== What to do ==
Filter these entries so that only lines with the word "JSON" remain.

-------- Data to use

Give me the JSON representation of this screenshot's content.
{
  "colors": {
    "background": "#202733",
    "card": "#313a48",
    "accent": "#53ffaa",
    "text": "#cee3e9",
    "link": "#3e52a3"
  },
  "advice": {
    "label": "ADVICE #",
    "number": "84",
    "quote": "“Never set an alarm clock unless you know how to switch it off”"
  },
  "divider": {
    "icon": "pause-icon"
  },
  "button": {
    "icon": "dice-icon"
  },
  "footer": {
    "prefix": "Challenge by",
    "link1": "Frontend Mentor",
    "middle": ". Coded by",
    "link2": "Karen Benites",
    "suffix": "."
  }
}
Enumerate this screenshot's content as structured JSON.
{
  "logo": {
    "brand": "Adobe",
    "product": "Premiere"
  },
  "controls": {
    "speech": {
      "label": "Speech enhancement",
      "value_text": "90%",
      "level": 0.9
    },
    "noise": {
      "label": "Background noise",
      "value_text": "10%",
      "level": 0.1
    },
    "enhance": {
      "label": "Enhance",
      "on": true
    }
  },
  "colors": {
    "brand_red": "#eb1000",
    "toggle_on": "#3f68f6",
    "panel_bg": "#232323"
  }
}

----------------

== Full solution ==
Give me the JSON representation of this screenshot's content.
Enumerate this screenshot's content as structured JSON.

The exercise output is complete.